### [SHORT PROBLEM]
Can you copy the entries from the start of the block through the line containing "legend-label-deforest-very-high: Muy Alto", inclusive, with every "hotspot-blob" replaced by "hotspot-area" and nothing else altered?

[A data block]

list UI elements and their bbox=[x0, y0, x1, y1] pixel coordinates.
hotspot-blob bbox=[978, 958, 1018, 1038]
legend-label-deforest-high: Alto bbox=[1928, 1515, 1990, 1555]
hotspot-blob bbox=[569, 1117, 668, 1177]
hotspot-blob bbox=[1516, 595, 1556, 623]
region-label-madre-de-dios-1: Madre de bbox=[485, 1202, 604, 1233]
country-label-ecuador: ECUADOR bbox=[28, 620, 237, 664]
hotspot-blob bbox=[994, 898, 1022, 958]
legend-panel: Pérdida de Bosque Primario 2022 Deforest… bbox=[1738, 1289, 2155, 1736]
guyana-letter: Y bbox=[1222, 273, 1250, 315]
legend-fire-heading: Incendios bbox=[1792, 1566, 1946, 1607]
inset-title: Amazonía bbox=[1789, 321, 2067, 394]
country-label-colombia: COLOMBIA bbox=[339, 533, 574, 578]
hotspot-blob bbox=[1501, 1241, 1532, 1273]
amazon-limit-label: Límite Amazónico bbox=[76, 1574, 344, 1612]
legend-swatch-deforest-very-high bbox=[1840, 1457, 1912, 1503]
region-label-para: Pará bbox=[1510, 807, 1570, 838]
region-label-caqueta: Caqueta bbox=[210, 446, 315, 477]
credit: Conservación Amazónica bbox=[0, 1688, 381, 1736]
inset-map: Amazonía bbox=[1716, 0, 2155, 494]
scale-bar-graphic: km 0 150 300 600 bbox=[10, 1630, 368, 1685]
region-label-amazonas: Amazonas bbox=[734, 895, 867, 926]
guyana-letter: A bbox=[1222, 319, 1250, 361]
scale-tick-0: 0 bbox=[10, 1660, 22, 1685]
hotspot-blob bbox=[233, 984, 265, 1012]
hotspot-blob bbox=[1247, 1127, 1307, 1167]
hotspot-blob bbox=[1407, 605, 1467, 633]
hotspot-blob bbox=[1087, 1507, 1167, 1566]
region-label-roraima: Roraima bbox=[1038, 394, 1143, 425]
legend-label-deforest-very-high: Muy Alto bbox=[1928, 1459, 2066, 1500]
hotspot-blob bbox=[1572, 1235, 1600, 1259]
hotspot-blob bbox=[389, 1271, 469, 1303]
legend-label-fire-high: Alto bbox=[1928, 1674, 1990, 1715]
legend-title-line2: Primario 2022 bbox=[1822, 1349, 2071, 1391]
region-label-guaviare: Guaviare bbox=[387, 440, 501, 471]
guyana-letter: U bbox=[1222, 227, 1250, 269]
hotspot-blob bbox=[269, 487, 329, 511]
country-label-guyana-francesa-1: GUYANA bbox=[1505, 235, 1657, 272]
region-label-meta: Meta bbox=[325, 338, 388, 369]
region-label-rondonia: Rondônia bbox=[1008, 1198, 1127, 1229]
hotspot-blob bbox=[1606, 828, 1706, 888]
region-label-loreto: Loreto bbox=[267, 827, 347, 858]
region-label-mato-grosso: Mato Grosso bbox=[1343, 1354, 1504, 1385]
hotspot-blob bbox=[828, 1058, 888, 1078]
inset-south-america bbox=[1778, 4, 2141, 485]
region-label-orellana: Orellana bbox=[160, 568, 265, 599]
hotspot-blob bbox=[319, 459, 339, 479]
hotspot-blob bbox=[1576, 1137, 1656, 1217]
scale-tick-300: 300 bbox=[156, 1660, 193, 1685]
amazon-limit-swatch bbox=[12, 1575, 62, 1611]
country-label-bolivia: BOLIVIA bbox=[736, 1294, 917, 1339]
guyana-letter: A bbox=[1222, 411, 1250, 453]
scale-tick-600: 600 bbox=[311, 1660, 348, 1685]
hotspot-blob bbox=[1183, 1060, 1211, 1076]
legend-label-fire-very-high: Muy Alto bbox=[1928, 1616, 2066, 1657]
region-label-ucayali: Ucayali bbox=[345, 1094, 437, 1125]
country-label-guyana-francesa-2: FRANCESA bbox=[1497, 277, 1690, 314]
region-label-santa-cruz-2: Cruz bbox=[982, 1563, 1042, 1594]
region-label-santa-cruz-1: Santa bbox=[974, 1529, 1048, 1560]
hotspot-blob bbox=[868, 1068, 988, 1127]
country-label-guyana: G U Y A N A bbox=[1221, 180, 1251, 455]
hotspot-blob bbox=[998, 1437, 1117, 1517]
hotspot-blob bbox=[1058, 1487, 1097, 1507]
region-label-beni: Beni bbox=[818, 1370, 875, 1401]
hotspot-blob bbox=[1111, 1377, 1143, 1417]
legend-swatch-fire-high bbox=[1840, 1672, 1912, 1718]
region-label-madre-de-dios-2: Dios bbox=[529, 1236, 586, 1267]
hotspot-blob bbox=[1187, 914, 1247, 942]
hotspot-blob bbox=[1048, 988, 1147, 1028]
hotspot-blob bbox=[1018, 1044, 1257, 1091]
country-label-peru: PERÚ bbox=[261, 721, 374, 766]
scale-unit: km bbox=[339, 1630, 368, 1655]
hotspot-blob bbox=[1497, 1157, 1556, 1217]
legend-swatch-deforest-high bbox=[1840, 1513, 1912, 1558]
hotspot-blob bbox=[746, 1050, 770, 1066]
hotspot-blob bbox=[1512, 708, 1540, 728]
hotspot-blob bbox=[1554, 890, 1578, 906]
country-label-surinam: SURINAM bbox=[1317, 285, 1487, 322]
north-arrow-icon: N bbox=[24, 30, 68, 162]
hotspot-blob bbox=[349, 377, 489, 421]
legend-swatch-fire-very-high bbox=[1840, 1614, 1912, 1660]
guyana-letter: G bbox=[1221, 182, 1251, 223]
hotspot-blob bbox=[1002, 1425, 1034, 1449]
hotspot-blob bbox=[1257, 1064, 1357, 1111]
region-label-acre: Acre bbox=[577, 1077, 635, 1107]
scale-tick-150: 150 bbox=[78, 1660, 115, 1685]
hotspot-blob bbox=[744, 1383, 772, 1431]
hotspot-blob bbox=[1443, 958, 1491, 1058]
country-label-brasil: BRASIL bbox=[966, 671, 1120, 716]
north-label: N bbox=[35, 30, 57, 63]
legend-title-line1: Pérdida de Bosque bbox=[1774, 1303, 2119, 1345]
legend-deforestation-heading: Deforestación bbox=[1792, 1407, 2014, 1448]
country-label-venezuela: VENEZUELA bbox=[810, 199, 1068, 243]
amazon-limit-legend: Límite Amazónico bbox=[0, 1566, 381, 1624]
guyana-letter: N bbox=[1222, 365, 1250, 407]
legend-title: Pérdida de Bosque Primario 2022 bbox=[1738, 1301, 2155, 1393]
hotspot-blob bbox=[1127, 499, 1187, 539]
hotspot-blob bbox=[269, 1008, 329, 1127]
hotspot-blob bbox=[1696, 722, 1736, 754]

### [EXERCISE SOLUTION]
list UI elements and their bbox=[x0, y0, x1, y1] pixel coordinates.
hotspot-area bbox=[978, 958, 1018, 1038]
legend-label-deforest-high: Alto bbox=[1928, 1515, 1990, 1555]
hotspot-area bbox=[569, 1117, 668, 1177]
hotspot-area bbox=[1516, 595, 1556, 623]
region-label-madre-de-dios-1: Madre de bbox=[485, 1202, 604, 1233]
country-label-ecuador: ECUADOR bbox=[28, 620, 237, 664]
hotspot-area bbox=[994, 898, 1022, 958]
legend-panel: Pérdida de Bosque Primario 2022 Deforest… bbox=[1738, 1289, 2155, 1736]
guyana-letter: Y bbox=[1222, 273, 1250, 315]
legend-fire-heading: Incendios bbox=[1792, 1566, 1946, 1607]
inset-title: Amazonía bbox=[1789, 321, 2067, 394]
country-label-colombia: COLOMBIA bbox=[339, 533, 574, 578]
hotspot-area bbox=[1501, 1241, 1532, 1273]
amazon-limit-label: Límite Amazónico bbox=[76, 1574, 344, 1612]
legend-swatch-deforest-very-high bbox=[1840, 1457, 1912, 1503]
region-label-para: Pará bbox=[1510, 807, 1570, 838]
region-label-caqueta: Caqueta bbox=[210, 446, 315, 477]
credit: Conservación Amazónica bbox=[0, 1688, 381, 1736]
inset-map: Amazonía bbox=[1716, 0, 2155, 494]
scale-bar-graphic: km 0 150 300 600 bbox=[10, 1630, 368, 1685]
region-label-amazonas: Amazonas bbox=[734, 895, 867, 926]
guyana-letter: A bbox=[1222, 319, 1250, 361]
scale-tick-0: 0 bbox=[10, 1660, 22, 1685]
hotspot-area bbox=[233, 984, 265, 1012]
hotspot-area bbox=[1247, 1127, 1307, 1167]
hotspot-area bbox=[1407, 605, 1467, 633]
hotspot-area bbox=[1087, 1507, 1167, 1566]
region-label-roraima: Roraima bbox=[1038, 394, 1143, 425]
legend-label-deforest-very-high: Muy Alto bbox=[1928, 1459, 2066, 1500]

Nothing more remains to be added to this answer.